**PROBLEM STATEMENT:** Go through the material and write it all out exactly, minus the pictures.

**Figure collection entries:**
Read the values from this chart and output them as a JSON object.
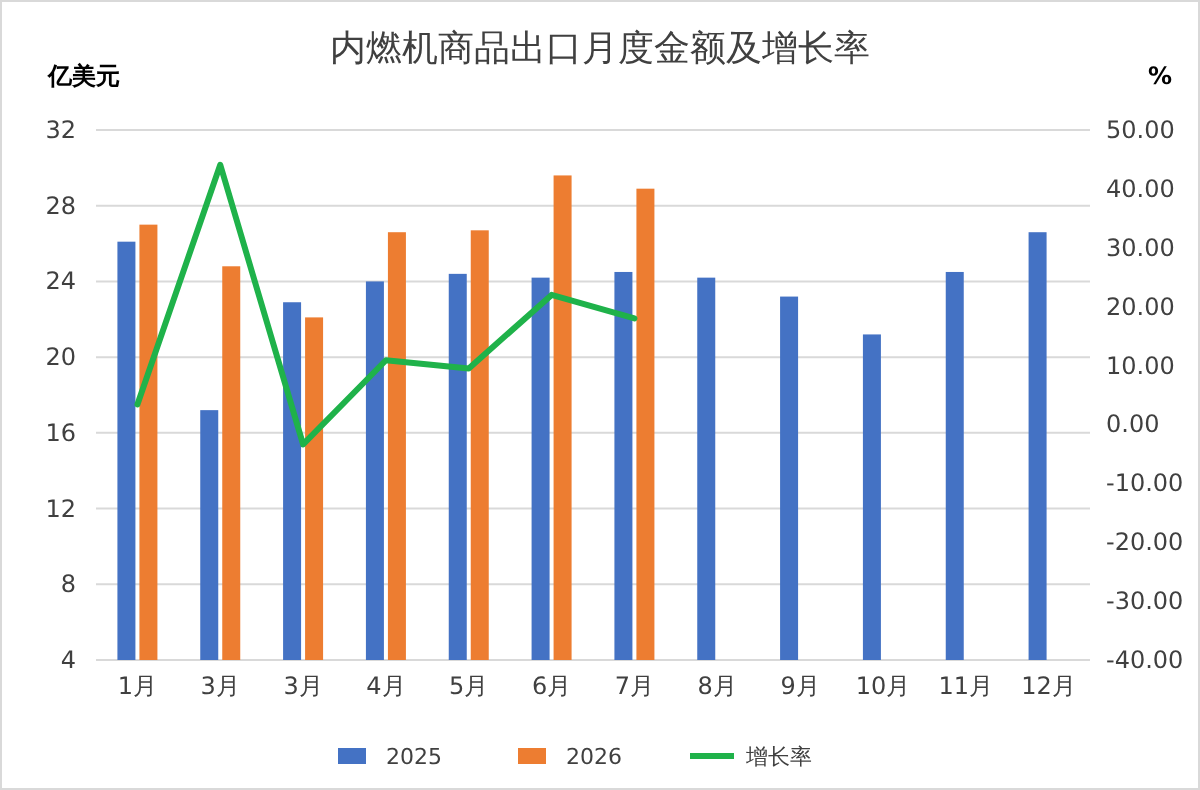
{
  "chart_data": {
    "type": "bar",
    "title": "内燃机商品出口月度金额及增长率",
    "ylabel": "亿美元",
    "y2label": "%",
    "categories": [
      "1月",
      "3月",
      "3月",
      "4月",
      "5月",
      "6月",
      "7月",
      "8月",
      "9月",
      "10月",
      "11月",
      "12月"
    ],
    "series": [
      {
        "name": "2025",
        "color": "#4472c4",
        "values": [
          26.1,
          17.2,
          22.9,
          24.0,
          24.4,
          24.2,
          24.5,
          24.2,
          23.2,
          21.2,
          24.5,
          26.6
        ]
      },
      {
        "name": "2026",
        "color": "#ed7d31",
        "values": [
          27.0,
          24.8,
          22.1,
          26.6,
          26.7,
          29.6,
          28.9,
          null,
          null,
          null,
          null,
          null
        ]
      },
      {
        "name": "增长率",
        "color": "#1fb24a",
        "type": "line",
        "axis": "y2",
        "values": [
          3.4,
          44.1,
          -3.4,
          10.9,
          9.5,
          22.0,
          18.0,
          null,
          null,
          null,
          null,
          null
        ]
      }
    ],
    "ylim": [
      4,
      32
    ],
    "yticks": [
      4,
      8,
      12,
      16,
      20,
      24,
      28,
      32
    ],
    "y2lim": [
      -40,
      50
    ],
    "y2ticks": [
      {
        "value": -40,
        "label": "-40.00"
      },
      {
        "value": -30,
        "label": "-30.00"
      },
      {
        "value": -20,
        "label": "-20.00"
      },
      {
        "value": -10,
        "label": "-10.00"
      },
      {
        "value": 0,
        "label": "0.00"
      },
      {
        "value": 10,
        "label": "10.00"
      },
      {
        "value": 20,
        "label": "20.00"
      },
      {
        "value": 30,
        "label": "30.00"
      },
      {
        "value": 40,
        "label": "40.00"
      },
      {
        "value": 50,
        "label": "50.00"
      }
    ],
    "grid": "y",
    "legend": "bottom"
  }
}
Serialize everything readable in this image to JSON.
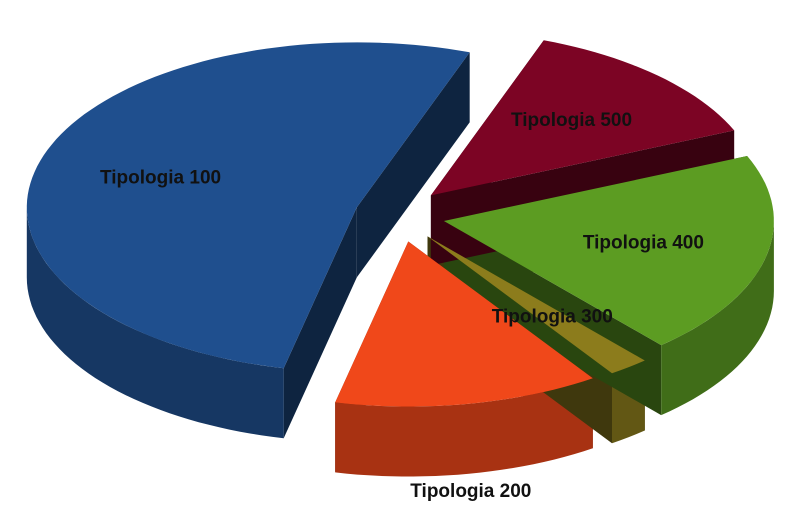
{
  "chart_data": {
    "type": "pie",
    "categories": [
      "Tipologia 100",
      "Tipologia 200",
      "Tipologia 300",
      "Tipologia 400",
      "Tipologia 500"
    ],
    "values": [
      52,
      13,
      2,
      20,
      13
    ],
    "colors": [
      "#1f4f8e",
      "#f0481a",
      "#8c7c1c",
      "#5c9c22",
      "#7c0424"
    ]
  }
}
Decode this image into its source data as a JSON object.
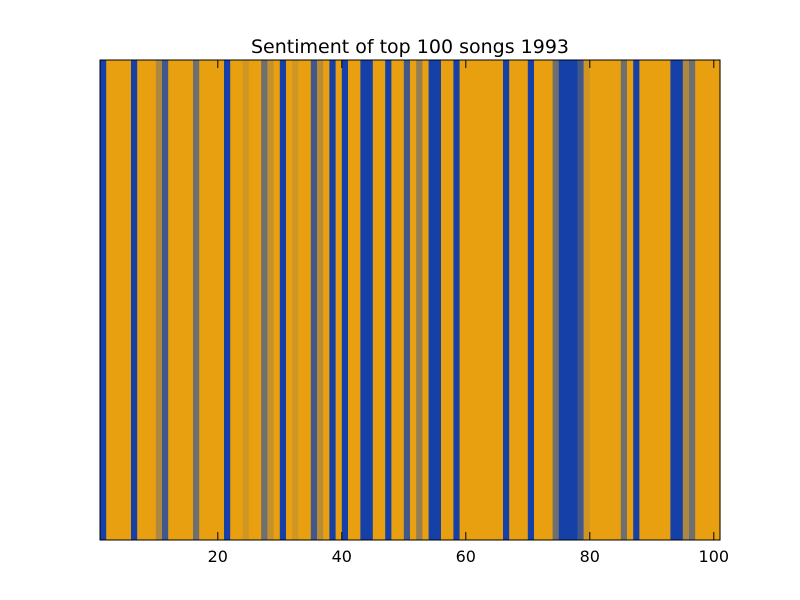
{
  "chart_data": {
    "type": "heatmap",
    "title": "Sentiment of top 100 songs 1993",
    "xlabel": "",
    "ylabel": "",
    "xlim": [
      1,
      101
    ],
    "grid": false,
    "x_ticks": [
      20,
      40,
      60,
      80,
      100
    ],
    "x_tick_labels": [
      "20",
      "40",
      "60",
      "80",
      "100"
    ],
    "colors": {
      "negative": "#1540a8",
      "neutral": "#6f6f6f",
      "positive": "#e8a010"
    },
    "sentiment_by_song": [
      -1.0,
      1.0,
      1.0,
      1.0,
      1.0,
      -1.0,
      1.0,
      1.0,
      1.0,
      0.5,
      -0.5,
      1.0,
      1.0,
      1.0,
      1.0,
      0.0,
      1.0,
      1.0,
      1.0,
      1.0,
      -1.0,
      1.0,
      1.0,
      0.8,
      1.0,
      1.0,
      0.0,
      0.7,
      1.0,
      -1.0,
      1.0,
      0.8,
      1.0,
      1.0,
      -0.5,
      0.6,
      1.0,
      -1.0,
      1.0,
      -1.0,
      1.0,
      1.0,
      -1.0,
      -1.0,
      1.0,
      1.0,
      -1.0,
      1.0,
      1.0,
      -0.5,
      1.0,
      0.3,
      1.0,
      -1.0,
      -1.0,
      1.0,
      1.0,
      -1.0,
      1.0,
      1.0,
      1.0,
      1.0,
      1.0,
      1.0,
      1.0,
      -1.0,
      1.0,
      1.0,
      1.0,
      -1.0,
      1.0,
      1.0,
      1.0,
      0.0,
      -1.0,
      -1.0,
      -1.0,
      -0.5,
      0.8,
      1.0,
      1.0,
      1.0,
      1.0,
      1.0,
      0.0,
      1.0,
      -1.0,
      1.0,
      1.0,
      1.0,
      1.0,
      1.0,
      -1.0,
      -1.0,
      0.5,
      0.0,
      1.0,
      1.0,
      1.0,
      1.0
    ]
  }
}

**EXERCISE SOLUTION:**
Read the values from this chart and output them as a JSON object.
{
  "chart_data": {
    "type": "bar",
    "title": "内燃机商品出口月度金额及增长率",
    "ylabel": "亿美元",
    "y2label": "%",
    "categories": [
      "1月",
      "3月",
      "3月",
      "4月",
      "5月",
      "6月",
      "7月",
      "8月",
      "9月",
      "10月",
      "11月",
      "12月"
    ],
    "series": [
      {
        "name": "2025",
        "color": "#4472c4",
        "values": [
          26.1,
          17.2,
          22.9,
          24.0,
          24.4,
          24.2,
          24.5,
          24.2,
          23.2,
          21.2,
          24.5,
          26.6
        ]
      },
      {
        "name": "2026",
        "color": "#ed7d31",
        "values": [
          27.0,
          24.8,
          22.1,
          26.6,
          26.7,
          29.6,
          28.9,
          null,
          null,
          null,
          null,
          null
        ]
      },
      {
        "name": "增长率",
        "color": "#1fb24a",
        "type": "line",
        "axis": "y2",
        "values": [
          3.4,
          44.1,
          -3.4,
          10.9,
          9.5,
          22.0,
          18.0,
          null,
          null,
          null,
          null,
          null
        ]
      }
    ],
    "ylim": [
      4,
      32
    ],
    "yticks": [
      4,
      8,
      12,
      16,
      20,
      24,
      28,
      32
    ],
    "y2lim": [
      -40,
      50
    ],
    "y2ticks": [
      {
        "value": -40,
        "label": "-40.00"
      },
      {
        "value": -30,
        "label": "-30.00"
      },
      {
        "value": -20,
        "label": "-20.00"
      },
      {
        "value": -10,
        "label": "-10.00"
      },
      {
        "value": 0,
        "label": "0.00"
      },
      {
        "value": 10,
        "label": "10.00"
      },
      {
        "value": 20,
        "label": "20.00"
      },
      {
        "value": 30,
        "label": "30.00"
      },
      {
        "value": 40,
        "label": "40.00"
      },
      {
        "value": 50,
        "label": "50.00"
      }
    ],
    "grid": "y",
    "legend": "bottom"
  }
}
Serialize everything readable in this image to JSON.
{
  "chart_data": {
    "type": "pie",
    "categories": [
      "Tipologia 100",
      "Tipologia 200",
      "Tipologia 300",
      "Tipologia 400",
      "Tipologia 500"
    ],
    "values": [
      52,
      13,
      2,
      20,
      13
    ],
    "colors": [
      "#1f4f8e",
      "#f0481a",
      "#8c7c1c",
      "#5c9c22",
      "#7c0424"
    ]
  }
}
Decode this image into its source data as a JSON object.
{
  "chart_data": {
    "type": "heatmap",
    "title": "Sentiment of top 100 songs 1993",
    "xlabel": "",
    "ylabel": "",
    "xlim": [
      1,
      101
    ],
    "grid": false,
    "x_ticks": [
      20,
      40,
      60,
      80,
      100
    ],
    "x_tick_labels": [
      "20",
      "40",
      "60",
      "80",
      "100"
    ],
    "colors": {
      "negative": "#1540a8",
      "neutral": "#6f6f6f",
      "positive": "#e8a010"
    },
    "sentiment_by_song": [
      -1.0,
      1.0,
      1.0,
      1.0,
      1.0,
      -1.0,
      1.0,
      1.0,
      1.0,
      0.5,
      -0.5,
      1.0,
      1.0,
      1.0,
      1.0,
      0.0,
      1.0,
      1.0,
      1.0,
      1.0,
      -1.0,
      1.0,
      1.0,
      0.8,
      1.0,
      1.0,
      0.0,
      0.7,
      1.0,
      -1.0,
      1.0,
      0.8,
      1.0,
      1.0,
      -0.5,
      0.6,
      1.0,
      -1.0,
      1.0,
      -1.0,
      1.0,
      1.0,
      -1.0,
      -1.0,
      1.0,
      1.0,
      -1.0,
      1.0,
      1.0,
      -0.5,
      1.0,
      0.3,
      1.0,
      -1.0,
      -1.0,
      1.0,
      1.0,
      -1.0,
      1.0,
      1.0,
      1.0,
      1.0,
      1.0,
      1.0,
      1.0,
      -1.0,
      1.0,
      1.0,
      1.0,
      -1.0,
      1.0,
      1.0,
      1.0,
      0.0,
      -1.0,
      -1.0,
      -1.0,
      -0.5,
      0.8,
      1.0,
      1.0,
      1.0,
      1.0,
      1.0,
      0.0,
      1.0,
      -1.0,
      1.0,
      1.0,
      1.0,
      1.0,
      1.0,
      -1.0,
      -1.0,
      0.5,
      0.0,
      1.0,
      1.0,
      1.0,
      1.0
    ]
  }
}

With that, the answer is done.